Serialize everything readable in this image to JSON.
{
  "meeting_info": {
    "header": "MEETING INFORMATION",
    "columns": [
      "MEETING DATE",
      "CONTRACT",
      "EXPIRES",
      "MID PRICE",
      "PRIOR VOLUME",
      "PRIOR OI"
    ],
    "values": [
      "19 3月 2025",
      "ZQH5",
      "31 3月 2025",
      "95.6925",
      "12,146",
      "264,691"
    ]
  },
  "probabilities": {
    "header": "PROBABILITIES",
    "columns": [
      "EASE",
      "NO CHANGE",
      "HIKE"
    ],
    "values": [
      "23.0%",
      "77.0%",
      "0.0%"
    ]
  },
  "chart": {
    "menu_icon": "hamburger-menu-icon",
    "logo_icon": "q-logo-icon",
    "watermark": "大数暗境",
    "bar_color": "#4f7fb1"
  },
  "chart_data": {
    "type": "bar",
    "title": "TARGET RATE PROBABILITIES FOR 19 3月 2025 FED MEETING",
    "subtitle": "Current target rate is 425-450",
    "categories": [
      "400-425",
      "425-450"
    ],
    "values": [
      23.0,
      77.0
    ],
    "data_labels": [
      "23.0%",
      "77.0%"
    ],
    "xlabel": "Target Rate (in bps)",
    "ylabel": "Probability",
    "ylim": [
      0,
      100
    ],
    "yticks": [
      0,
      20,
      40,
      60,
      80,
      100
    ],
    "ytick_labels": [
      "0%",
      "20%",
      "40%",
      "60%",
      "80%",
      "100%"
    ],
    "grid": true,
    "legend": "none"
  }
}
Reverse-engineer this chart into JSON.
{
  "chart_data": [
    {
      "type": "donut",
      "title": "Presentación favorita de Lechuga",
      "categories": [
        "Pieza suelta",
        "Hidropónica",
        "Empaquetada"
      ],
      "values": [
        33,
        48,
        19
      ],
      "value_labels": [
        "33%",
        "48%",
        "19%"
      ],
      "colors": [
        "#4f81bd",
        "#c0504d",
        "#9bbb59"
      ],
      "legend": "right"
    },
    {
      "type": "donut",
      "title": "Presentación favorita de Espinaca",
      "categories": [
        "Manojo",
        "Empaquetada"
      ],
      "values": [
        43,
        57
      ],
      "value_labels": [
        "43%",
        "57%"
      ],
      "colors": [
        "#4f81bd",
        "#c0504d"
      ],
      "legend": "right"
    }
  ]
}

## [What the task requires]
Copy every line of the material, please, keeping it exactly the same.

## [Result of the task]
Serialize everything readable in this image to JSON.
{
  "meeting_info": {
    "header": "MEETING INFORMATION",
    "columns": [
      "MEETING DATE",
      "CONTRACT",
      "EXPIRES",
      "MID PRICE",
      "PRIOR VOLUME",
      "PRIOR OI"
    ],
    "values": [
      "19 3月 2025",
      "ZQH5",
      "31 3月 2025",
      "95.6925",
      "12,146",
      "264,691"
    ]
  },
  "probabilities": {
    "header": "PROBABILITIES",
    "columns": [
      "EASE",
      "NO CHANGE",
      "HIKE"
    ],
    "values": [
      "23.0%",
      "77.0%",
      "0.0%"
    ]
  },
  "chart": {
    "menu_icon": "hamburger-menu-icon",
    "logo_icon": "q-logo-icon",
    "watermark": "大数暗境",
    "bar_color": "#4f7fb1"
  },
  "chart_data": {
    "type": "bar",
    "title": "TARGET RATE PROBABILITIES FOR 19 3月 2025 FED MEETING",
    "subtitle": "Current target rate is 425-450",
    "categories": [
      "400-425",
      "425-450"
    ],
    "values": [
      23.0,
      77.0
    ],
    "data_labels": [
      "23.0%",
      "77.0%"
    ],
    "xlabel": "Target Rate (in bps)",
    "ylabel": "Probability",
    "ylim": [
      0,
      100
    ],
    "yticks": [
      0,
      20,
      40,
      60,
      80,
      100
    ],
    "ytick_labels": [
      "0%",
      "20%",
      "40%",
      "60%",
      "80%",
      "100%"
    ],
    "grid": true,
    "legend": "none"
  }
}
Reverse-engineer this chart into JSON.
{
  "chart_data": [
    {
      "type": "donut",
      "title": "Presentación favorita de Lechuga",
      "categories": [
        "Pieza suelta",
        "Hidropónica",
        "Empaquetada"
      ],
      "values": [
        33,
        48,
        19
      ],
      "value_labels": [
        "33%",
        "48%",
        "19%"
      ],
      "colors": [
        "#4f81bd",
        "#c0504d",
        "#9bbb59"
      ],
      "legend": "right"
    },
    {
      "type": "donut",
      "title": "Presentación favorita de Espinaca",
      "categories": [
        "Manojo",
        "Empaquetada"
      ],
      "values": [
        43,
        57
      ],
      "value_labels": [
        "43%",
        "57%"
      ],
      "colors": [
        "#4f81bd",
        "#c0504d"
      ],
      "legend": "right"
    }
  ]
}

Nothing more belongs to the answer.